### What the task asks
Give only the number of lines in the data that contain the word "below".

### Extracted entries
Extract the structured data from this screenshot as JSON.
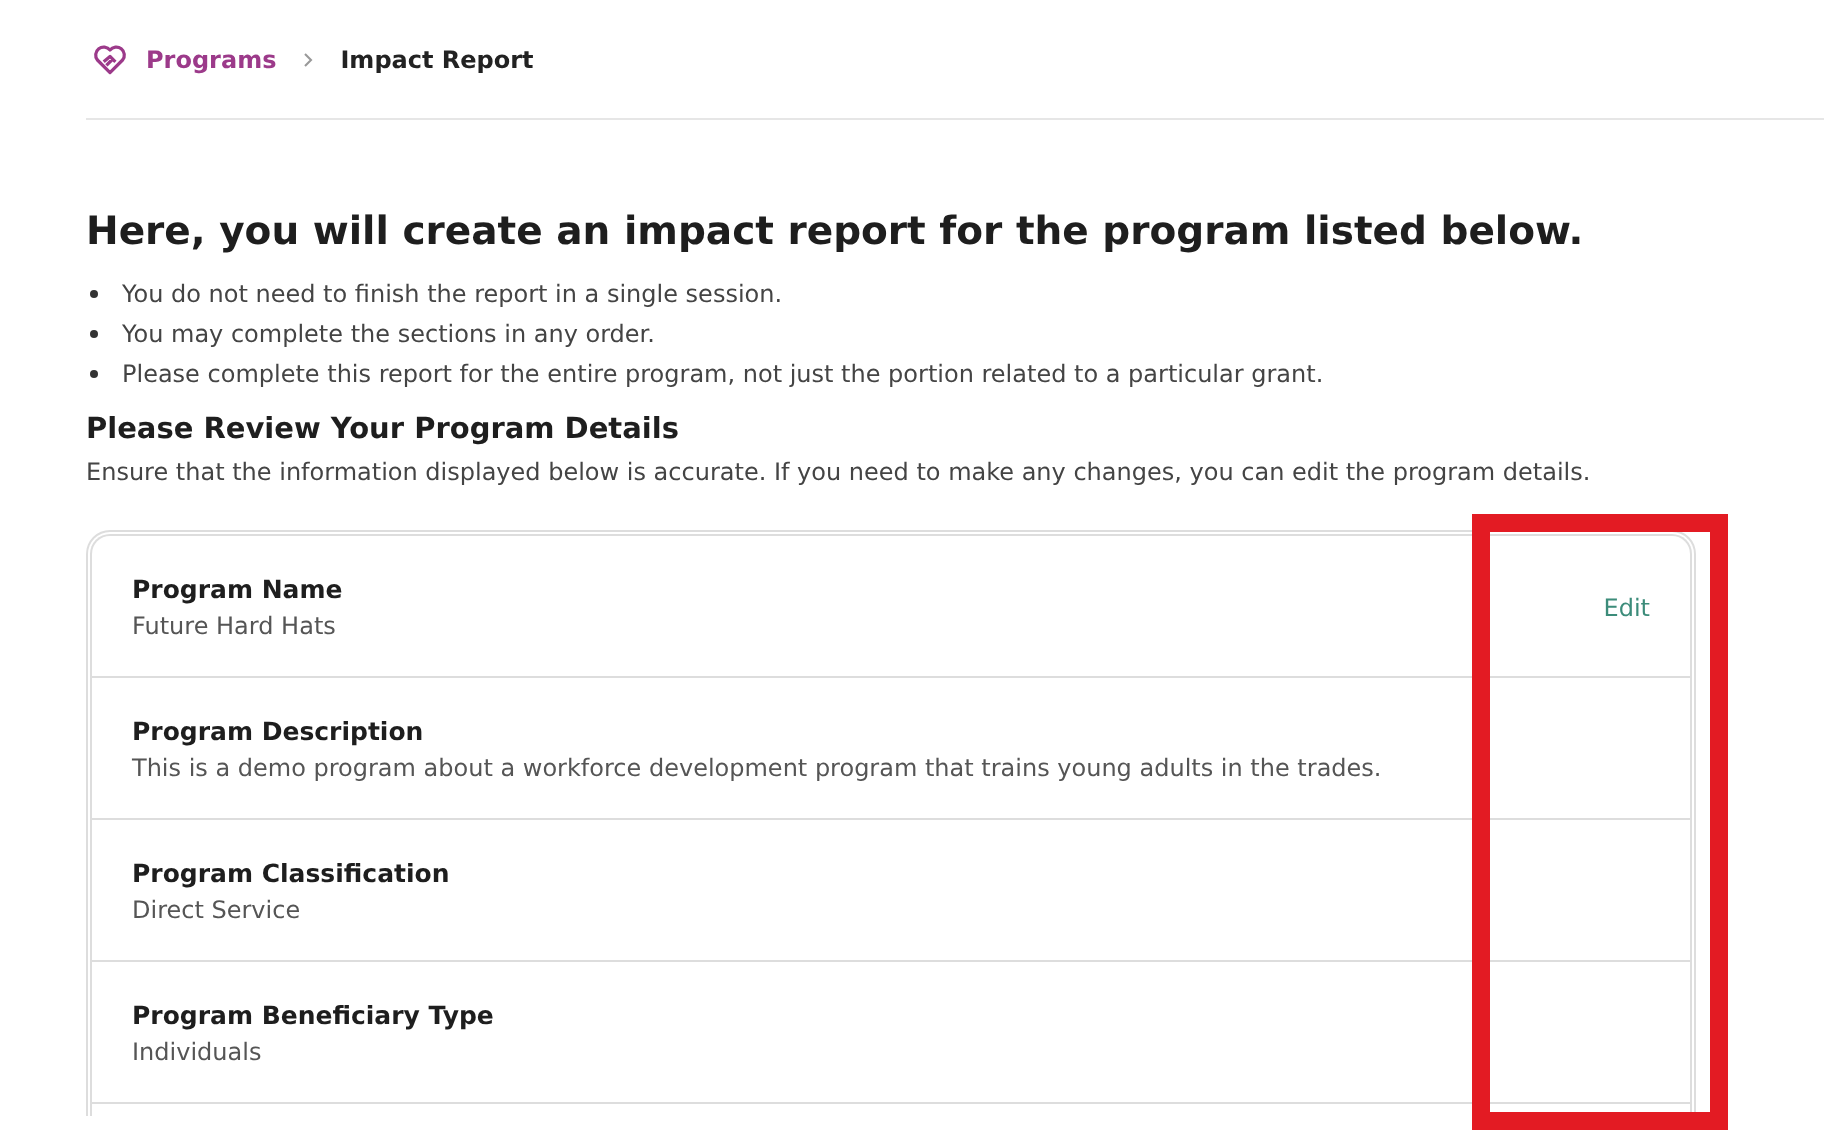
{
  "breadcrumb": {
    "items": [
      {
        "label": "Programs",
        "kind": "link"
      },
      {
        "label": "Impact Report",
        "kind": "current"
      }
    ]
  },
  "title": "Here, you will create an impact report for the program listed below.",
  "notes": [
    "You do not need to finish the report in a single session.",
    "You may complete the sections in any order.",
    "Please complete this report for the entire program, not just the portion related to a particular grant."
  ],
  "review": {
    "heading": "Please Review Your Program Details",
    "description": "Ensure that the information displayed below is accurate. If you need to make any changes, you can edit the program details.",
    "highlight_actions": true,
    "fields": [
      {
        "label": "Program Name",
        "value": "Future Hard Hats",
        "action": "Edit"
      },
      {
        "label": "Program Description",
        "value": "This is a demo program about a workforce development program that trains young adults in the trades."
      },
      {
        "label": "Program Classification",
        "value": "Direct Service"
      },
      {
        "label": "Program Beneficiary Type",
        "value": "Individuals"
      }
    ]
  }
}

### Exercise solution
2